══ Material for this exercise ══
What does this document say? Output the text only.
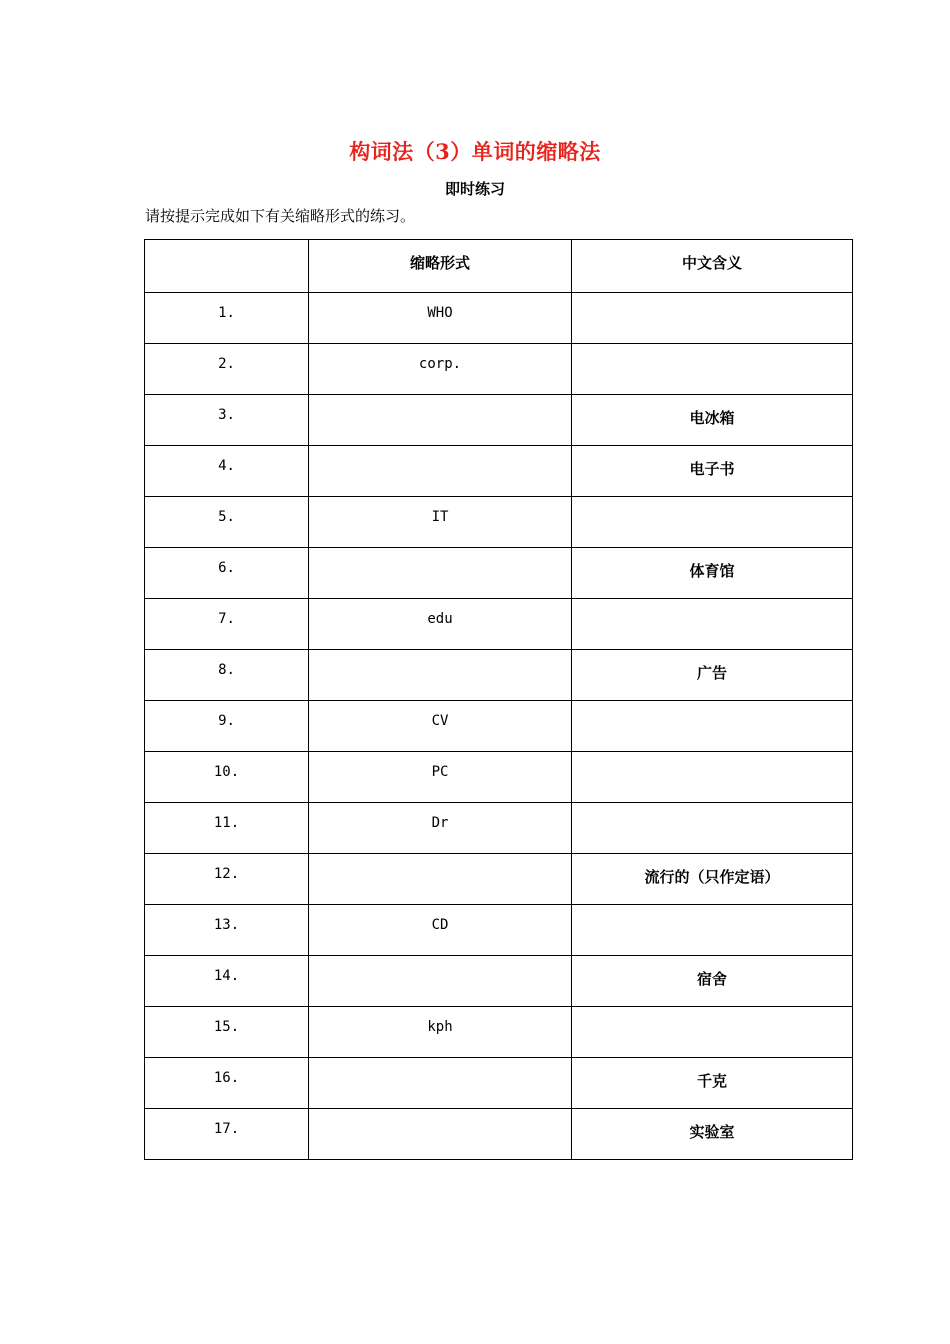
构词法（3）单词的缩略法
即时练习
请按提示完成如下有关缩略形式的练习。
	缩略形式	中文含义
1.	WHO	
2.	corp.	
3.		电冰箱
4.		电子书
5.	IT	
6.		体育馆
7.	edu	
8.		广告
9.	CV	
10.	PC	
11.	Dr	
12.		流行的（只作定语）
13.	CD	
14.		宿舍
15.	kph	
16.		千克
17.		实验室
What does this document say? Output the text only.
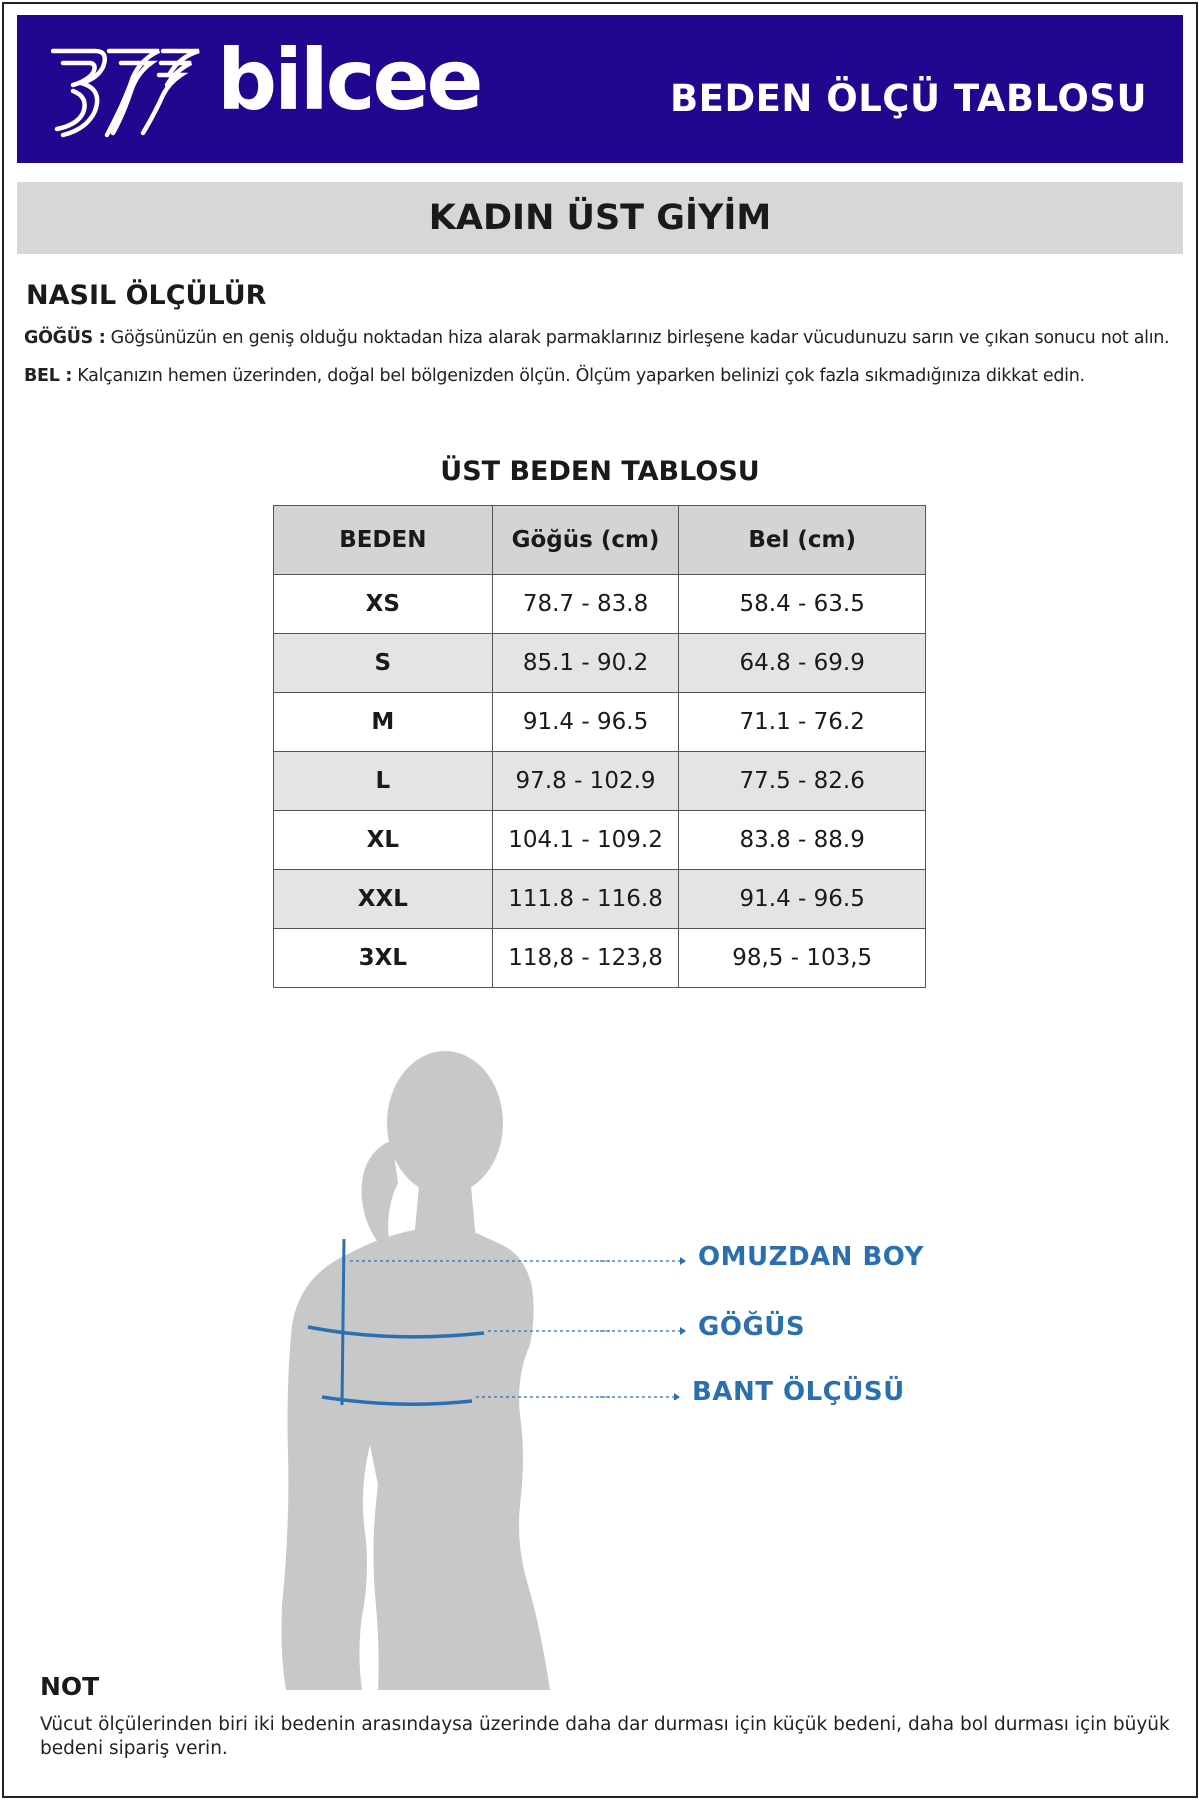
bilcee	BEDEN ÖLÇÜ TABLOSU
KADIN ÜST GİYİM
NASIL ÖLÇÜLÜR
GÖĞÜS : Göğsünüzün en geniş olduğu noktadan hiza alarak parmaklarınız birleşene kadar vücudunuzu sarın ve çıkan sonucu not alın.
BEL : Kalçanızın hemen üzerinden, doğal bel bölgenizden ölçün. Ölçüm yaparken belinizi çok fazla sıkmadığınıza dikkat edin.
ÜST BEDEN TABLOSU
BEDEN	Göğüs (cm)	Bel (cm)
XS	78.7 - 83.8	58.4 - 63.5
S	85.1 - 90.2	64.8 - 69.9
M	91.4 - 96.5	71.1 - 76.2
L	97.8 - 102.9	77.5 - 82.6
XL	104.1 - 109.2	83.8 - 88.9
XXL	111.8 - 116.8	91.4 - 96.5
3XL	118,8 - 123,8	98,5 - 103,5
OMUZDAN BOY
GÖĞÜS
BANT ÖLÇÜSÜ
NOT
Vücut ölçülerinden biri iki bedenin arasındaysa üzerinde daha dar durması için küçük bedeni, daha bol durması için büyük bedeni sipariş verin.
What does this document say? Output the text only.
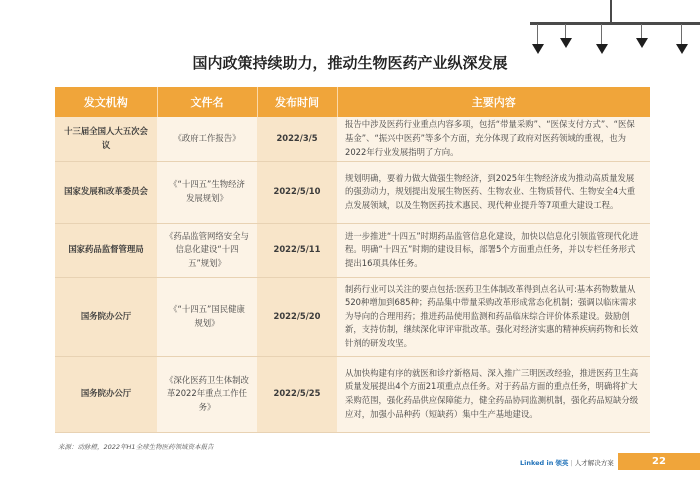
国内政策持续助力，推动生物医药产业纵深发展
发文机构	文件名	发布时间	主要内容
十三届全国人大五次会议	《政府工作报告》	2022/3/5	报告中涉及医药行业重点内容多项，包括“带量采购”、“医保支付方式”、“医保基金”、“振兴中医药”等多个方面，充分体现了政府对医药领域的重视，也为2022年行业发展指明了方向。
国家发展和改革委员会	《“十四五”生物经济发展规划》	2022/5/10	规划明确，要着力做大做强生物经济，到2025年生物经济成为推动高质量发展的强劲动力，规划提出发展生物医药、生物农业、生物质替代、生物安全4大重点发展领域，以及生物医药技术惠民、现代种业提升等7项重大建设工程。
国家药品监督管理局	《药品监管网络安全与信息化建设“十四五”规划》	2022/5/11	进一步推进“十四五”时期药品监管信息化建设，加快以信息化引领监管现代化进程。明确“十四五”时期的建设目标，部署5个方面重点任务，并以专栏任务形式提出16项具体任务。
国务院办公厅	《“十四五”国民健康规划》	2022/5/20	制药行业可以关注的要点包括:医药卫生体制改革得到点名认可:基本药物数量从520种增加到685种；药品集中带量采购改革形成常态化机制；强调以临床需求为导向的合理用药；推进药品使用监测和药品临床综合评价体系建设。鼓励创新，支持仿制，继续深化审评审批改革。强化对经济实惠的精神疾病药物和长效针剂的研发攻坚。
国务院办公厅	《深化医药卫生体制改革2022年重点工作任务》	2022/5/25	从加快构建有序的就医和诊疗新格局、深入推广三明医改经验，推进医药卫生高质量发展提出4个方面21项重点点任务。对于药品方面的重点任务，明确将扩大采购范围，强化药品供应保障能力，健全药品协同监测机制，强化药品短缺分级应对，加强小品种药（短缺药）集中生产基地建设。
来源：动脉橙，2022年H1全球生物医药领域资本报告
Linked in 领英 | 人才解决方案	22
═══
* [Work to do]
Transcribe the records above exactly, omitting every picture they contain.

* [Reply]
What does this document say? Output the text only.
构词法（3）单词的缩略法
即时练习
请按提示完成如下有关缩略形式的练习。
	缩略形式	中文含义
1.	WHO	
2.	corp.	
3.		电冰箱
4.		电子书
5.	IT	
6.		体育馆
7.	edu	
8.		广告
9.	CV	
10.	PC	
11.	Dr	
12.		流行的（只作定语）
13.	CD	
14.		宿舍
15.	kph	
16.		千克
17.		实验室
What does this document say? Output the text only.
bilcee	BEDEN ÖLÇÜ TABLOSU
KADIN ÜST GİYİM
NASIL ÖLÇÜLÜR
GÖĞÜS : Göğsünüzün en geniş olduğu noktadan hiza alarak parmaklarınız birleşene kadar vücudunuzu sarın ve çıkan sonucu not alın.
BEL : Kalçanızın hemen üzerinden, doğal bel bölgenizden ölçün. Ölçüm yaparken belinizi çok fazla sıkmadığınıza dikkat edin.
ÜST BEDEN TABLOSU
BEDEN	Göğüs (cm)	Bel (cm)
XS	78.7 - 83.8	58.4 - 63.5
S	85.1 - 90.2	64.8 - 69.9
M	91.4 - 96.5	71.1 - 76.2
L	97.8 - 102.9	77.5 - 82.6
XL	104.1 - 109.2	83.8 - 88.9
XXL	111.8 - 116.8	91.4 - 96.5
3XL	118,8 - 123,8	98,5 - 103,5
OMUZDAN BOY
GÖĞÜS
BANT ÖLÇÜSÜ
NOT
Vücut ölçülerinden biri iki bedenin arasındaysa üzerinde daha dar durması için küçük bedeni, daha bol durması için büyük bedeni sipariş verin.
What does this document say? Output the text only.
国内政策持续助力，推动生物医药产业纵深发展
发文机构	文件名	发布时间	主要内容
十三届全国人大五次会议	《政府工作报告》	2022/3/5	报告中涉及医药行业重点内容多项，包括“带量采购”、“医保支付方式”、“医保基金”、“振兴中医药”等多个方面，充分体现了政府对医药领域的重视，也为2022年行业发展指明了方向。
国家发展和改革委员会	《“十四五”生物经济发展规划》	2022/5/10	规划明确，要着力做大做强生物经济，到2025年生物经济成为推动高质量发展的强劲动力，规划提出发展生物医药、生物农业、生物质替代、生物安全4大重点发展领域，以及生物医药技术惠民、现代种业提升等7项重大建设工程。
国家药品监督管理局	《药品监管网络安全与信息化建设“十四五”规划》	2022/5/11	进一步推进“十四五”时期药品监管信息化建设，加快以信息化引领监管现代化进程。明确“十四五”时期的建设目标，部署5个方面重点任务，并以专栏任务形式提出16项具体任务。
国务院办公厅	《“十四五”国民健康规划》	2022/5/20	制药行业可以关注的要点包括:医药卫生体制改革得到点名认可:基本药物数量从520种增加到685种；药品集中带量采购改革形成常态化机制；强调以临床需求为导向的合理用药；推进药品使用监测和药品临床综合评价体系建设。鼓励创新，支持仿制，继续深化审评审批改革。强化对经济实惠的精神疾病药物和长效针剂的研发攻坚。
国务院办公厅	《深化医药卫生体制改革2022年重点工作任务》	2022/5/25	从加快构建有序的就医和诊疗新格局、深入推广三明医改经验，推进医药卫生高质量发展提出4个方面21项重点点任务。对于药品方面的重点任务，明确将扩大采购范围，强化药品供应保障能力，健全药品协同监测机制，强化药品短缺分级应对，加强小品种药（短缺药）集中生产基地建设。
来源：动脉橙，2022年H1全球生物医药领域资本报告
Linked in 领英 | 人才解决方案	22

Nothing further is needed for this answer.